## What the exercise asks
Print every one of the lines below word for word, leaving the pictures out of your answer.

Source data

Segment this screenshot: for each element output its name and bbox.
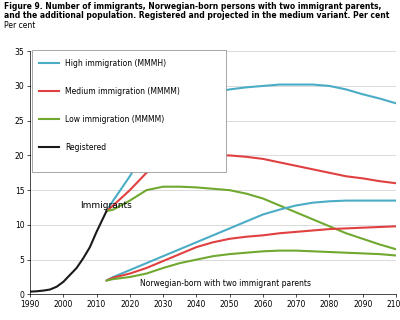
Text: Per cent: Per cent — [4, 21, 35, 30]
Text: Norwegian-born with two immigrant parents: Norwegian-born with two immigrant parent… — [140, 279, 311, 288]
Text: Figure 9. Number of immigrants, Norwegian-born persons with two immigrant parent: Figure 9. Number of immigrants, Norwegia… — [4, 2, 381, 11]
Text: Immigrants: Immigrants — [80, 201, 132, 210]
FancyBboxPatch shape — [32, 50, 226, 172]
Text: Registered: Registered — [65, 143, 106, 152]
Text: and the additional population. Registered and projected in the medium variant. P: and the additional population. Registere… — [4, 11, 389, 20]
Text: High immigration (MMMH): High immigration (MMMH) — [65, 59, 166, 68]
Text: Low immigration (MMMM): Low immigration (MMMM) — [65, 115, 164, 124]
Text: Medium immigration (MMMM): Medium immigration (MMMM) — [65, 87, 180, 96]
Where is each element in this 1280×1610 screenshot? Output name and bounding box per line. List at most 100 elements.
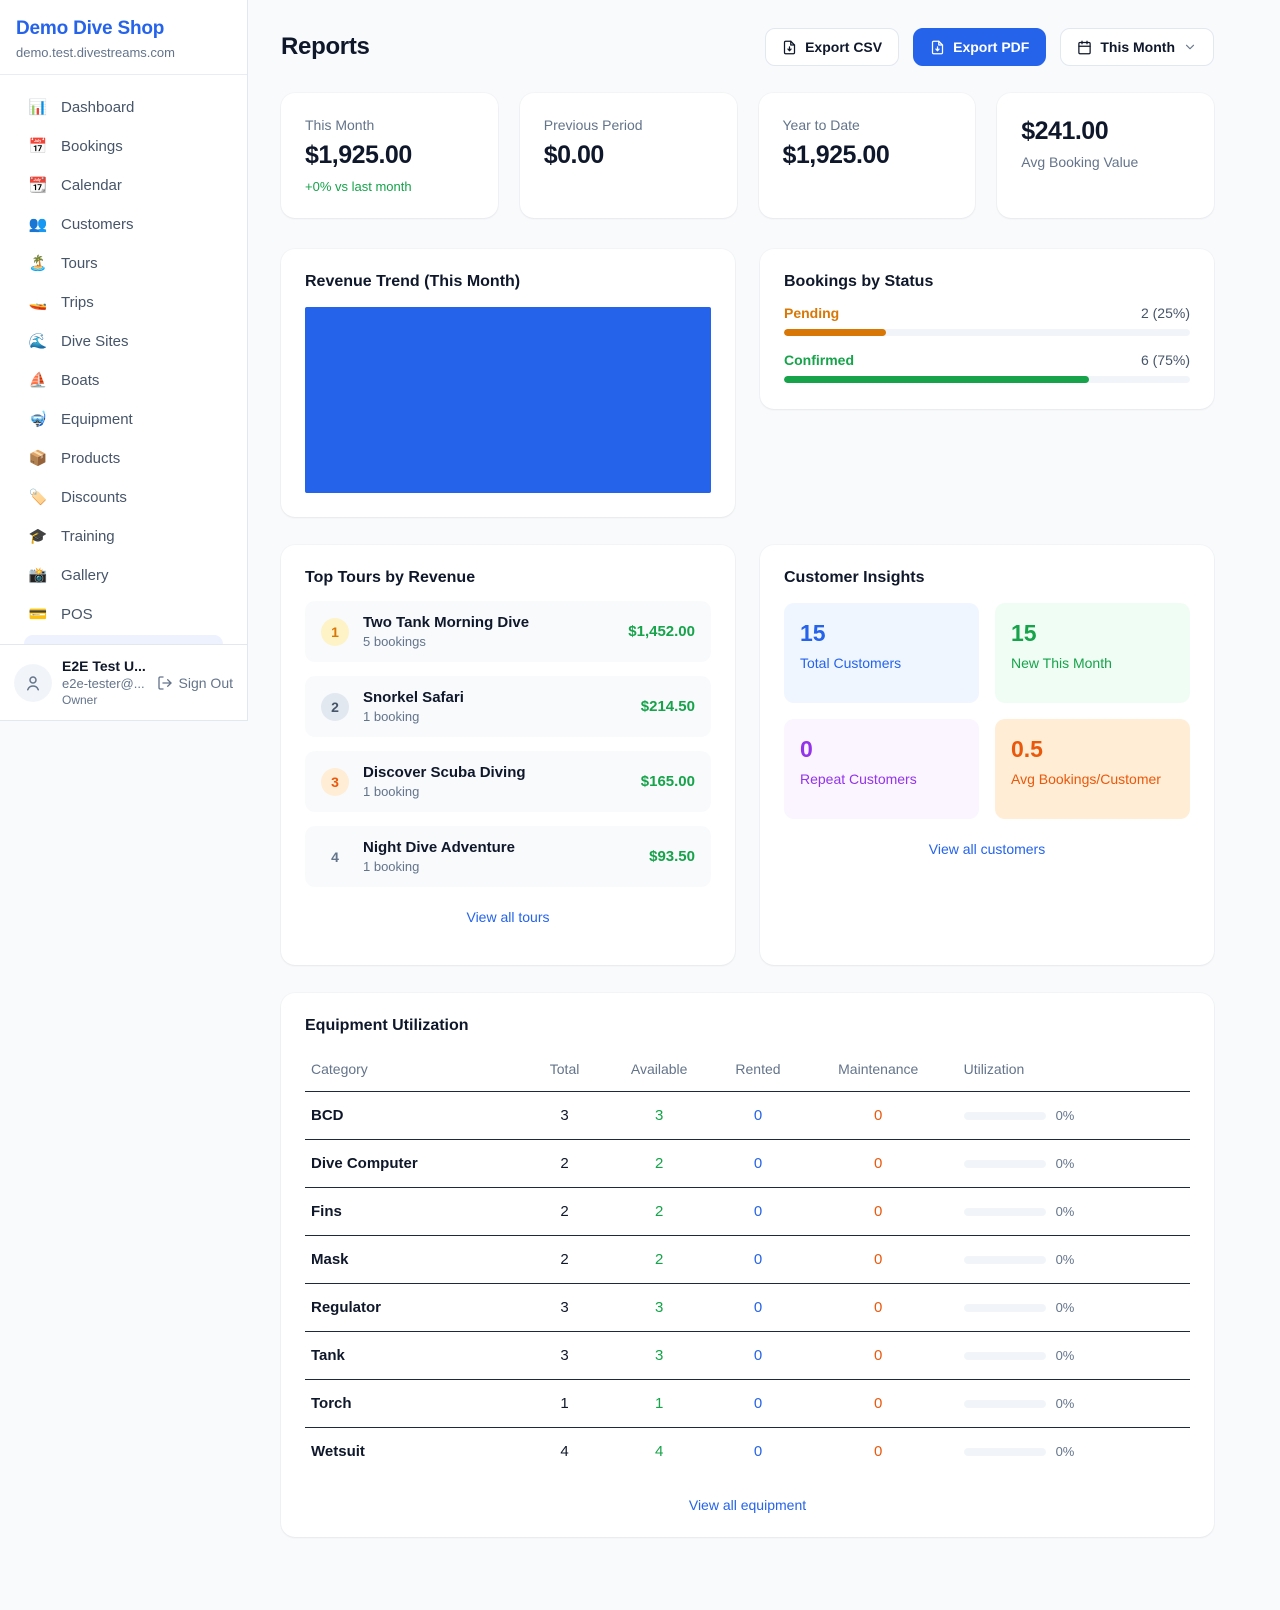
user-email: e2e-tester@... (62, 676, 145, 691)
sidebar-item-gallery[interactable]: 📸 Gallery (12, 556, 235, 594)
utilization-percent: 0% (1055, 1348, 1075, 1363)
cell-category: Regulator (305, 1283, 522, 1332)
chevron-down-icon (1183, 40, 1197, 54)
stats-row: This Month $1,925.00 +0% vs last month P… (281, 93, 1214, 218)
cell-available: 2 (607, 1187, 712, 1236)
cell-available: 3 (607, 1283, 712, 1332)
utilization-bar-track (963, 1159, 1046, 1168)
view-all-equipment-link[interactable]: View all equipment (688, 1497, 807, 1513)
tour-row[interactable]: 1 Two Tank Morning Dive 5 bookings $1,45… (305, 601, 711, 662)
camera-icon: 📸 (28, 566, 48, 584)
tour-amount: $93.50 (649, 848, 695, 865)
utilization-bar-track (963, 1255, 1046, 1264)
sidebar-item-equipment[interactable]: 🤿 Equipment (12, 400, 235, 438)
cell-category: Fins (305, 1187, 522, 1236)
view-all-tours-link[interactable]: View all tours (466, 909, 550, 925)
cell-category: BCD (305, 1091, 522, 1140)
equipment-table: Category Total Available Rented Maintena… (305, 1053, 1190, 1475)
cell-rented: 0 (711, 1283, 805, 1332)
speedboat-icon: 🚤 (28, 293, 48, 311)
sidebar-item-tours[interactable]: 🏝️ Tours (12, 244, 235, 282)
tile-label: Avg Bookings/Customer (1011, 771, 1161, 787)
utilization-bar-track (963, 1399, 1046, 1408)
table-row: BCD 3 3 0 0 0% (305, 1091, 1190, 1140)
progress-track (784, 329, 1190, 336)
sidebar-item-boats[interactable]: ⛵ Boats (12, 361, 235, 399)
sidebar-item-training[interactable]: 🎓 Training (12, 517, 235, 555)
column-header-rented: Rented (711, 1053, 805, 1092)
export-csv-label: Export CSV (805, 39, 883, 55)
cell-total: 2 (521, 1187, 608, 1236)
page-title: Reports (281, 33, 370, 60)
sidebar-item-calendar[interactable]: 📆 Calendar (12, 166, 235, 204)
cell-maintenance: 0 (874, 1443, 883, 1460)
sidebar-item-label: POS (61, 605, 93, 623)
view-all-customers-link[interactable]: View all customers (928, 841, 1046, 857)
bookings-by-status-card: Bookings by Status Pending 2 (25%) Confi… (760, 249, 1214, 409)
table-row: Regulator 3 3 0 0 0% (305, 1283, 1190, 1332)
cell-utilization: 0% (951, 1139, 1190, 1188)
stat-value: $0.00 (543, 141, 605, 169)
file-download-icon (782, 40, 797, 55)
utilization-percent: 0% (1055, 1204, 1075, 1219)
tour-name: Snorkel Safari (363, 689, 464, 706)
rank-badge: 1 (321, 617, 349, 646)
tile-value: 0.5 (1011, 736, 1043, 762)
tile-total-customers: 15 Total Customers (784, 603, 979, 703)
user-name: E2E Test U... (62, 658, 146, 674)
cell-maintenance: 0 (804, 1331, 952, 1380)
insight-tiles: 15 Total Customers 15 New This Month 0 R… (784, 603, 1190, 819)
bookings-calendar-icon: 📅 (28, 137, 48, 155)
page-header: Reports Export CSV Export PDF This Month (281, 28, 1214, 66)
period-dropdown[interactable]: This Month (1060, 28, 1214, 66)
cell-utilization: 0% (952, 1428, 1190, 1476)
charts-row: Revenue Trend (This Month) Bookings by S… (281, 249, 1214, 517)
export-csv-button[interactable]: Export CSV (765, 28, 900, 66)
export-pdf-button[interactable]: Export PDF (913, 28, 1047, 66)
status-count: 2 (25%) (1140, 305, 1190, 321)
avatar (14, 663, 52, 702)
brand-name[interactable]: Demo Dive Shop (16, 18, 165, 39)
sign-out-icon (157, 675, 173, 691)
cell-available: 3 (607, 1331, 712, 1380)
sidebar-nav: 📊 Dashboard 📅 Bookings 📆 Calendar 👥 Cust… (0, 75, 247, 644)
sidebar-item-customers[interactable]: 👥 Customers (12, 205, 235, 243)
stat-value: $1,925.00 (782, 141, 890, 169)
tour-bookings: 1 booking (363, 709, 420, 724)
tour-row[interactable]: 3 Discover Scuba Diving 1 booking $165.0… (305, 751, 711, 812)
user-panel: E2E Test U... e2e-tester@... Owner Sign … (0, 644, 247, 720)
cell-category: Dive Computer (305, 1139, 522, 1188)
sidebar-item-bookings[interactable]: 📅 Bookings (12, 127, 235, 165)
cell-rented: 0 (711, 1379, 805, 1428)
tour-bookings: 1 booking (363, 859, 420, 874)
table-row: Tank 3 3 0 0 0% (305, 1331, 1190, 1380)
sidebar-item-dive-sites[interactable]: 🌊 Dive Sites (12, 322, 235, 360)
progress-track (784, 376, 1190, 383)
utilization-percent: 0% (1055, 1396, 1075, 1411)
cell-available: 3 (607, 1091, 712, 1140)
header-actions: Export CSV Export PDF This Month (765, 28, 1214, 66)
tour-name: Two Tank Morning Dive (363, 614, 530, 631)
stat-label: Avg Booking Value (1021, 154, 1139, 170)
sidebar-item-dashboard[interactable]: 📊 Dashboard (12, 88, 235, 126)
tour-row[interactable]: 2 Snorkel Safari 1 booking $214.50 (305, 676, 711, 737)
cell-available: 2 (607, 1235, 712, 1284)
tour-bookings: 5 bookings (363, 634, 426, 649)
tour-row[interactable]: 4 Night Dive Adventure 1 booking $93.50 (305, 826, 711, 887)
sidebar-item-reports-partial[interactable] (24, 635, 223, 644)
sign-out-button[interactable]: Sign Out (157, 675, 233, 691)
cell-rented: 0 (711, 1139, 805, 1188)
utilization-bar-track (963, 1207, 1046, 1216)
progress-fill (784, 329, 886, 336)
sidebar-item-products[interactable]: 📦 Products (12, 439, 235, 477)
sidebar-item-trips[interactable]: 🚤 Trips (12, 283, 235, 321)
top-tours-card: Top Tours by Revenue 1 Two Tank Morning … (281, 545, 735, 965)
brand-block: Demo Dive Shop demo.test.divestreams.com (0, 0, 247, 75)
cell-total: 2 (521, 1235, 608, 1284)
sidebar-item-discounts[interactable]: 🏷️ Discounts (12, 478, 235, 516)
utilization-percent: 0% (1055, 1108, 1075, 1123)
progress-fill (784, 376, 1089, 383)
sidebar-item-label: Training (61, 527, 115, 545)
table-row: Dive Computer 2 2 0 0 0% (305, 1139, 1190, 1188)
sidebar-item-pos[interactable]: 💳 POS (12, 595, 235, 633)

## Result
Segment this screenshot: for each element output its name and bbox.
Text: Per cent: Per cent — [4, 21, 35, 30]
Text: Norwegian-born with two immigrant parents: Norwegian-born with two immigrant parent… — [140, 279, 311, 288]
Text: Figure 9. Number of immigrants, Norwegian-born persons with two immigrant parent: Figure 9. Number of immigrants, Norwegia… — [4, 2, 381, 11]
Text: Immigrants: Immigrants — [80, 201, 132, 210]
FancyBboxPatch shape — [32, 50, 226, 172]
Text: Registered: Registered — [65, 143, 106, 152]
Text: and the additional population. Registered and projected in the medium variant. P: and the additional population. Registere… — [4, 11, 389, 20]
Text: High immigration (MMMH): High immigration (MMMH) — [65, 59, 166, 68]
Text: Low immigration (MMMM): Low immigration (MMMM) — [65, 115, 164, 124]
Text: Medium immigration (MMMM): Medium immigration (MMMM) — [65, 87, 180, 96]
Where is each element in this 1280×1610 screenshot? Output name and bounding box per line. List at most 100 elements.
user-email: e2e-tester@... (62, 676, 145, 691)
sidebar-item-gallery[interactable]: 📸 Gallery (12, 556, 235, 594)
utilization-percent: 0% (1055, 1348, 1075, 1363)
cell-category: Regulator (305, 1283, 522, 1332)
chevron-down-icon (1183, 40, 1197, 54)
stats-row: This Month $1,925.00 +0% vs last month P… (281, 93, 1214, 218)
cell-available: 2 (607, 1187, 712, 1236)
cell-available: 3 (607, 1283, 712, 1332)
utilization-bar-track (963, 1159, 1046, 1168)
view-all-equipment-link[interactable]: View all equipment (688, 1497, 807, 1513)
tour-row[interactable]: 1 Two Tank Morning Dive 5 bookings $1,45… (305, 601, 711, 662)
camera-icon: 📸 (28, 566, 48, 584)
tour-amount: $93.50 (649, 848, 695, 865)
utilization-bar-track (963, 1255, 1046, 1264)
sidebar-item-equipment[interactable]: 🤿 Equipment (12, 400, 235, 438)
cell-category: Fins (305, 1187, 522, 1236)
view-all-tours-link[interactable]: View all tours (466, 909, 550, 925)
cell-category: BCD (305, 1091, 522, 1140)
equipment-table: Category Total Available Rented Maintena… (305, 1053, 1190, 1475)
cell-rented: 0 (711, 1283, 805, 1332)
speedboat-icon: 🚤 (28, 293, 48, 311)
sidebar-item-tours[interactable]: 🏝️ Tours (12, 244, 235, 282)
tile-label: Avg Bookings/Customer (1011, 771, 1161, 787)
utilization-bar-track (963, 1399, 1046, 1408)
table-row: BCD 3 3 0 0 0% (305, 1091, 1190, 1140)
progress-track (784, 329, 1190, 336)
sidebar-item-boats[interactable]: ⛵ Boats (12, 361, 235, 399)
sidebar-item-training[interactable]: 🎓 Training (12, 517, 235, 555)
column-header-rented: Rented (711, 1053, 805, 1092)
export-csv-label: Export CSV (805, 39, 883, 55)
cell-total: 2 (521, 1187, 608, 1236)
page-title: Reports (281, 33, 370, 60)
sidebar-item-calendar[interactable]: 📆 Calendar (12, 166, 235, 204)
cell-maintenance: 0 (874, 1443, 883, 1460)
sidebar-item-label: POS (61, 605, 93, 623)
view-all-customers-link[interactable]: View all customers (928, 841, 1046, 857)
bookings-by-status-card: Bookings by Status Pending 2 (25%) Confi… (760, 249, 1214, 409)
table-row: Regulator 3 3 0 0 0% (305, 1283, 1190, 1332)
cell-utilization: 0% (951, 1139, 1190, 1188)
stat-value: $0.00 (543, 141, 605, 169)
file-download-icon (782, 40, 797, 55)
utilization-percent: 0% (1055, 1204, 1075, 1219)
tour-name: Snorkel Safari (363, 689, 464, 706)
rank-badge: 1 (321, 617, 349, 646)
tile-value: 0.5 (1011, 736, 1043, 762)
tile-total-customers: 15 Total Customers (784, 603, 979, 703)
user-name: E2E Test U... (62, 658, 146, 674)
cell-maintenance: 0 (804, 1331, 952, 1380)
insight-tiles: 15 Total Customers 15 New This Month 0 R… (784, 603, 1190, 819)
bookings-calendar-icon: 📅 (28, 137, 48, 155)
page-header: Reports Export CSV Export PDF This Month (281, 28, 1214, 66)
period-dropdown[interactable]: This Month (1060, 28, 1214, 66)
cell-utilization: 0% (952, 1428, 1190, 1476)
charts-row: Revenue Trend (This Month) Bookings by S… (281, 249, 1214, 517)
export-csv-button[interactable]: Export CSV (765, 28, 900, 66)
export-pdf-button[interactable]: Export PDF (913, 28, 1047, 66)
status-count: 2 (25%) (1140, 305, 1190, 321)
avatar (14, 663, 52, 702)
brand-name[interactable]: Demo Dive Shop (16, 18, 165, 39)
sign-out-icon (157, 675, 173, 691)
cell-available: 3 (607, 1331, 712, 1380)
sidebar-nav: 📊 Dashboard 📅 Bookings 📆 Calendar 👥 Cust… (0, 75, 247, 644)
sidebar-item-customers[interactable]: 👥 Customers (12, 205, 235, 243)
stat-value: $1,925.00 (782, 141, 890, 169)
tour-bookings: 1 booking (363, 709, 420, 724)
tour-row[interactable]: 3 Discover Scuba Diving 1 booking $165.0… (305, 751, 711, 812)
user-panel: E2E Test U... e2e-tester@... Owner Sign … (0, 644, 247, 720)
cell-category: Dive Computer (305, 1139, 522, 1188)
sidebar-item-bookings[interactable]: 📅 Bookings (12, 127, 235, 165)
cell-rented: 0 (711, 1379, 805, 1428)
tour-bookings: 1 booking (363, 859, 420, 874)
table-row: Tank 3 3 0 0 0% (305, 1331, 1190, 1380)
sidebar-item-dive-sites[interactable]: 🌊 Dive Sites (12, 322, 235, 360)
progress-track (784, 376, 1190, 383)
utilization-percent: 0% (1055, 1396, 1075, 1411)
cell-available: 3 (607, 1091, 712, 1140)
header-actions: Export CSV Export PDF This Month (765, 28, 1214, 66)
tour-name: Two Tank Morning Dive (363, 614, 530, 631)
stat-label: Avg Booking Value (1021, 154, 1139, 170)
sidebar-item-dashboard[interactable]: 📊 Dashboard (12, 88, 235, 126)
tour-row[interactable]: 2 Snorkel Safari 1 booking $214.50 (305, 676, 711, 737)
cell-available: 2 (607, 1235, 712, 1284)
tour-bookings: 5 bookings (363, 634, 426, 649)
tour-row[interactable]: 4 Night Dive Adventure 1 booking $93.50 (305, 826, 711, 887)
sidebar-item-reports-partial[interactable] (24, 635, 223, 644)
sign-out-button[interactable]: Sign Out (157, 675, 233, 691)
cell-rented: 0 (711, 1139, 805, 1188)
utilization-bar-track (963, 1207, 1046, 1216)
progress-fill (784, 329, 886, 336)
sidebar-item-products[interactable]: 📦 Products (12, 439, 235, 477)
sidebar-item-trips[interactable]: 🚤 Trips (12, 283, 235, 321)
top-tours-card: Top Tours by Revenue 1 Two Tank Morning … (281, 545, 735, 965)
brand-block: Demo Dive Shop demo.test.divestreams.com (0, 0, 247, 75)
cell-total: 2 (521, 1235, 608, 1284)
sidebar-item-discounts[interactable]: 🏷️ Discounts (12, 478, 235, 516)
utilization-percent: 0% (1055, 1108, 1075, 1123)
progress-fill (784, 376, 1089, 383)
sidebar-item-label: Training (61, 527, 115, 545)
table-row: Dive Computer 2 2 0 0 0% (305, 1139, 1190, 1188)
sidebar-item-pos[interactable]: 💳 POS (12, 595, 235, 633)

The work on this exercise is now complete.